■ **Work order**
Reading the records below, find how many lines include the word "xlabel" and give that number alone.

■ **Recorded data**
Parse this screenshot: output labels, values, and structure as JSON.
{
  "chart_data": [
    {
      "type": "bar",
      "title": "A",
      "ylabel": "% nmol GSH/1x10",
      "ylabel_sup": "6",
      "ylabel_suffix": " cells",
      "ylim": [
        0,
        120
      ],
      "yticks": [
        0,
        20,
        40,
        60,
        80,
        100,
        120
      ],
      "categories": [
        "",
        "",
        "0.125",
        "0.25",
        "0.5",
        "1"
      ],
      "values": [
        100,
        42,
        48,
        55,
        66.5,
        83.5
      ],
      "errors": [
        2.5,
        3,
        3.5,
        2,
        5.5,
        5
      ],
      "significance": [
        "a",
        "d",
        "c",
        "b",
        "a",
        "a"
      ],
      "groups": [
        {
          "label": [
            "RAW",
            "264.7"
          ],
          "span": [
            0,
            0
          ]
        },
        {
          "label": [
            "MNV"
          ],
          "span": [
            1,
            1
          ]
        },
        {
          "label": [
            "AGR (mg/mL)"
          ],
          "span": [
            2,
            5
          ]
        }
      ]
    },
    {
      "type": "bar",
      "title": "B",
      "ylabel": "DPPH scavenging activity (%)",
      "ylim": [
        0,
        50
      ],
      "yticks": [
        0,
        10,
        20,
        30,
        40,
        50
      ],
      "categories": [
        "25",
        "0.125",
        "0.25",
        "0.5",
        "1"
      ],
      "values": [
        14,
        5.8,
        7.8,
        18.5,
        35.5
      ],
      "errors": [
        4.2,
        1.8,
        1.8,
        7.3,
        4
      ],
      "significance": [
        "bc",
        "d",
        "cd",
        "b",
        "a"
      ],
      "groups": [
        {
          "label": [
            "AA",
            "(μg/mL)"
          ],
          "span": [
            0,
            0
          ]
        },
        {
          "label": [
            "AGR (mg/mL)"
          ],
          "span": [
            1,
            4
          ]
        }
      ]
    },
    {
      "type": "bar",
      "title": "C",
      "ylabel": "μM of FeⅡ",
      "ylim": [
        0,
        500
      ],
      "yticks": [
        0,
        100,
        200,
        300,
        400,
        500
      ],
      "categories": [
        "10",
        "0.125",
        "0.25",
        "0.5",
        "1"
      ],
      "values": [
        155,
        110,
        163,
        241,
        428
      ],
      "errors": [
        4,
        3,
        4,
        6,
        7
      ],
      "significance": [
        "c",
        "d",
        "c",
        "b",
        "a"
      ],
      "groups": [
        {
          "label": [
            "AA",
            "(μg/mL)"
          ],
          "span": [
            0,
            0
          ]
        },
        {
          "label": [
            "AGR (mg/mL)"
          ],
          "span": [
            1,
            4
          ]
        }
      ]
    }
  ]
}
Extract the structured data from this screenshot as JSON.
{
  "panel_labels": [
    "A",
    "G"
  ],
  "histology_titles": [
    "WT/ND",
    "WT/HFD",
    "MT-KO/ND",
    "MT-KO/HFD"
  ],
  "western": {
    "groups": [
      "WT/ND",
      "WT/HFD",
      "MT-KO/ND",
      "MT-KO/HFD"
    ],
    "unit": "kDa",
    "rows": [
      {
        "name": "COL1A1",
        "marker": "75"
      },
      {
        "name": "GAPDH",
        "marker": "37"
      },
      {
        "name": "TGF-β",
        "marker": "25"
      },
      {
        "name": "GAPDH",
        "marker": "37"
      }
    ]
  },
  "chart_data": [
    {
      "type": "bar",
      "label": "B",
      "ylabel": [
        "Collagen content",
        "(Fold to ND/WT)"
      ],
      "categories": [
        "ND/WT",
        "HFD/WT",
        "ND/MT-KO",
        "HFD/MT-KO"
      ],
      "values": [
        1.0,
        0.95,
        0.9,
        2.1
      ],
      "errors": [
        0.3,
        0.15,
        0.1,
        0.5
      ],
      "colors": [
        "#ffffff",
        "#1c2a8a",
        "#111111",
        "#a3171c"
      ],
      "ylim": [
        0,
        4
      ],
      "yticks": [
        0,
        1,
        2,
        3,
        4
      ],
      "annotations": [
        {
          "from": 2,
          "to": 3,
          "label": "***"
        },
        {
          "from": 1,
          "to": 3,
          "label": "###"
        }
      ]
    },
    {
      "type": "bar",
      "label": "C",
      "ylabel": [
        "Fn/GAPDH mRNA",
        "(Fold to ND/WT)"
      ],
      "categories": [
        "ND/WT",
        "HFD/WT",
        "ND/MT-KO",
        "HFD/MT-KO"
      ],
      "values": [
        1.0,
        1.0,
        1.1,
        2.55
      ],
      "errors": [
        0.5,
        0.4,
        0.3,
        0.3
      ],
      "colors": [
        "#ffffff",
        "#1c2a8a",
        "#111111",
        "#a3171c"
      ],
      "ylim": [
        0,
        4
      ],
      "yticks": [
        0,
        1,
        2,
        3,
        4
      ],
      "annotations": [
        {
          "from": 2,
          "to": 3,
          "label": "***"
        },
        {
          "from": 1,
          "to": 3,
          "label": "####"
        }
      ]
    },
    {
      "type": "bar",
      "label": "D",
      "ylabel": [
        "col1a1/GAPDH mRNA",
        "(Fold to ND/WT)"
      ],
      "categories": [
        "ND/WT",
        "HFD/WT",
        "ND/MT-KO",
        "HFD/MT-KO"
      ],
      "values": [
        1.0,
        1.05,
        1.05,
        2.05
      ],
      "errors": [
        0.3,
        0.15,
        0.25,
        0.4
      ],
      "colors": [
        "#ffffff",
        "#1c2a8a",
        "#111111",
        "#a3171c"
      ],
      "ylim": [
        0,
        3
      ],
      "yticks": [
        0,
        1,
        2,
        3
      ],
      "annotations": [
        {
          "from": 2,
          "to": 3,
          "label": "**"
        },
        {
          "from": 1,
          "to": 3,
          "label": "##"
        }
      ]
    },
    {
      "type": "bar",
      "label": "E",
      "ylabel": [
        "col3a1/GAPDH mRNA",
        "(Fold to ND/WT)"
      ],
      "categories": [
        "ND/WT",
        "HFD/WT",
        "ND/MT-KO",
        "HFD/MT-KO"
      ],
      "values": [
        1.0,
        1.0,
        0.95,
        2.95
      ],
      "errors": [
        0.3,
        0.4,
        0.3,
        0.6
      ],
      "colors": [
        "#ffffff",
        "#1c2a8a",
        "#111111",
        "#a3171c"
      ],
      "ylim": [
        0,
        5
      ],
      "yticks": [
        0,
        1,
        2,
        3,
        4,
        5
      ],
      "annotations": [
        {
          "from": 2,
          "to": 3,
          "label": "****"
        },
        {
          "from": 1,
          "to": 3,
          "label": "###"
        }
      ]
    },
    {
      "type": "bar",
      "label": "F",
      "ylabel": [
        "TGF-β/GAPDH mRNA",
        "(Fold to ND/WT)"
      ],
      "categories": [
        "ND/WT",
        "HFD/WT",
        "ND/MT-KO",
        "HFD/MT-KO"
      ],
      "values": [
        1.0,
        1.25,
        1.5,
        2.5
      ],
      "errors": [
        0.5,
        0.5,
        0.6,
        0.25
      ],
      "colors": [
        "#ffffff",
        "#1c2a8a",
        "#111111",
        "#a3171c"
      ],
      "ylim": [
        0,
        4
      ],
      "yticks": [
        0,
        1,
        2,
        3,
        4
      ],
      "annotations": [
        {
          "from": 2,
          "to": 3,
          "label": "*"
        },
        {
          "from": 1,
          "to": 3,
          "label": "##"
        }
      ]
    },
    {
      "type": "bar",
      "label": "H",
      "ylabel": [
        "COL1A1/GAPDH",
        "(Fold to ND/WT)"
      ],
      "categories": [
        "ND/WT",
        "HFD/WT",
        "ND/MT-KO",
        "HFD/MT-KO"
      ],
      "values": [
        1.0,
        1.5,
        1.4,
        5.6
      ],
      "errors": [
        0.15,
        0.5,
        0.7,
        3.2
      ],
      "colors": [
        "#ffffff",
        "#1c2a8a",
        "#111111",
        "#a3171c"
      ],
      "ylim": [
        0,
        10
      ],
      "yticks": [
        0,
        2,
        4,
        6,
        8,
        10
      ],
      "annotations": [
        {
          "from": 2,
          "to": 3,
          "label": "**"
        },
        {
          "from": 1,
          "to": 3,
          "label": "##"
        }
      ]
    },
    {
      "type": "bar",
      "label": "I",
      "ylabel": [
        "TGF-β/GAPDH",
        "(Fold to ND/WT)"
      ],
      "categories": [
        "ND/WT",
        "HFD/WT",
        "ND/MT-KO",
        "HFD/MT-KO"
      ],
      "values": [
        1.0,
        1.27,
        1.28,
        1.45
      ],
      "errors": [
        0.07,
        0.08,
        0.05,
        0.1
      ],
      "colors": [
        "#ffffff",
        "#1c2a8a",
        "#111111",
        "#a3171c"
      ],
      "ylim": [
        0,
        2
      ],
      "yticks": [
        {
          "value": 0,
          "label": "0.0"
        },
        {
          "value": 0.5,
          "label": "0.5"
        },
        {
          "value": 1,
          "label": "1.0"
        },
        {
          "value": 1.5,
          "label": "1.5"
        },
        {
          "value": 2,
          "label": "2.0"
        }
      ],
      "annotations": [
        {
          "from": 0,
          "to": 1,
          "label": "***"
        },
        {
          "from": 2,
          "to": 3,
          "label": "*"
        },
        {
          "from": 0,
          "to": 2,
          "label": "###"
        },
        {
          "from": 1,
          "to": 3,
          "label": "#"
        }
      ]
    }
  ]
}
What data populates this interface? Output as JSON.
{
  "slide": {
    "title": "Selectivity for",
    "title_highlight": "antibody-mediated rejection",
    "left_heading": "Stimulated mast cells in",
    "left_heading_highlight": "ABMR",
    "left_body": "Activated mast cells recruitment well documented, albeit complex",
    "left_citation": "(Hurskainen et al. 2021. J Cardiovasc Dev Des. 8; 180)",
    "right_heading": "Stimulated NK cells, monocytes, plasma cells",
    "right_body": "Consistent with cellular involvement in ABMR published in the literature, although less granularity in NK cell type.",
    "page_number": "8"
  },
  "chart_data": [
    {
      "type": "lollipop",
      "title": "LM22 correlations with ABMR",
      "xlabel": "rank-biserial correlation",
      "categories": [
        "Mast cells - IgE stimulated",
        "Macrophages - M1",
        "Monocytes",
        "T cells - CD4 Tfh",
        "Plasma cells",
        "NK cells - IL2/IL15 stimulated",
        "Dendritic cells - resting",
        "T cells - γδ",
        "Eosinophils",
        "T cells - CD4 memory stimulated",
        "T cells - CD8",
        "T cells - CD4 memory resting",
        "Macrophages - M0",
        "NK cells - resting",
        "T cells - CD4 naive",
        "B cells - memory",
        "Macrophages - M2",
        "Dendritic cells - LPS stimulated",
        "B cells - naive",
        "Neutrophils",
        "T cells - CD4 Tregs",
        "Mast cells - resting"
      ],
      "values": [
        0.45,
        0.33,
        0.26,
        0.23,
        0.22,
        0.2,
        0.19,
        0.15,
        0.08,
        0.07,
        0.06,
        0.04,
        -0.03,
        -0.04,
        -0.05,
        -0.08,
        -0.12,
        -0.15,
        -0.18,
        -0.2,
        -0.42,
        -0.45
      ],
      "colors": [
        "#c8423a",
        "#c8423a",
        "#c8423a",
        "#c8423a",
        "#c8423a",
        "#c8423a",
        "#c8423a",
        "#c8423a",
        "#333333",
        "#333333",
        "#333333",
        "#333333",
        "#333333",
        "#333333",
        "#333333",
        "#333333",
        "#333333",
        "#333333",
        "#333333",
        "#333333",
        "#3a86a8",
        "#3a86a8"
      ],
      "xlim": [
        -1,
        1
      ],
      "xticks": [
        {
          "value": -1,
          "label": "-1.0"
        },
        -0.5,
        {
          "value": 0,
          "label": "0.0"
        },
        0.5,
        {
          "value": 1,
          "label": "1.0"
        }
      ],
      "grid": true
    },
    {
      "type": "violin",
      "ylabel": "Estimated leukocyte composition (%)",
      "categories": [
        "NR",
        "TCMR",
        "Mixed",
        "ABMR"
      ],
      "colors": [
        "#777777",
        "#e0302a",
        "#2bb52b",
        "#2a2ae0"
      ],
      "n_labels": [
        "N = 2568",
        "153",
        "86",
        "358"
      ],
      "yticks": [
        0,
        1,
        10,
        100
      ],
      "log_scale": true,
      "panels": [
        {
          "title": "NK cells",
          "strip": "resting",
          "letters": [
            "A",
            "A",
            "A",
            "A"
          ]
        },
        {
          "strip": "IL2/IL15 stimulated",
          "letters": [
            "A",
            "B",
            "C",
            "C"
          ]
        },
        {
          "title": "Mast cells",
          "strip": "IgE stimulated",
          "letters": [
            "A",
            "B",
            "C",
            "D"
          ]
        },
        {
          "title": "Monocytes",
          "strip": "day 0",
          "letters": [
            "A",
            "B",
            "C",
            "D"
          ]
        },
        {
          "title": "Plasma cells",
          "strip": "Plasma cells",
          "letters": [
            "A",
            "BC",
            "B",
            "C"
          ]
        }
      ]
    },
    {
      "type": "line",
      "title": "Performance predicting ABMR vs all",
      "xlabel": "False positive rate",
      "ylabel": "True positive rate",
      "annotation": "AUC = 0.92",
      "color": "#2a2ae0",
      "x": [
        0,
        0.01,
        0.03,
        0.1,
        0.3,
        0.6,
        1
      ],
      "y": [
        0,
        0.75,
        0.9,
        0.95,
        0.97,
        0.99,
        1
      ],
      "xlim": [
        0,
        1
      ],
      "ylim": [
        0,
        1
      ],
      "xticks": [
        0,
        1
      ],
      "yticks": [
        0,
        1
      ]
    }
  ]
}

■ **Solution for this exercise**
2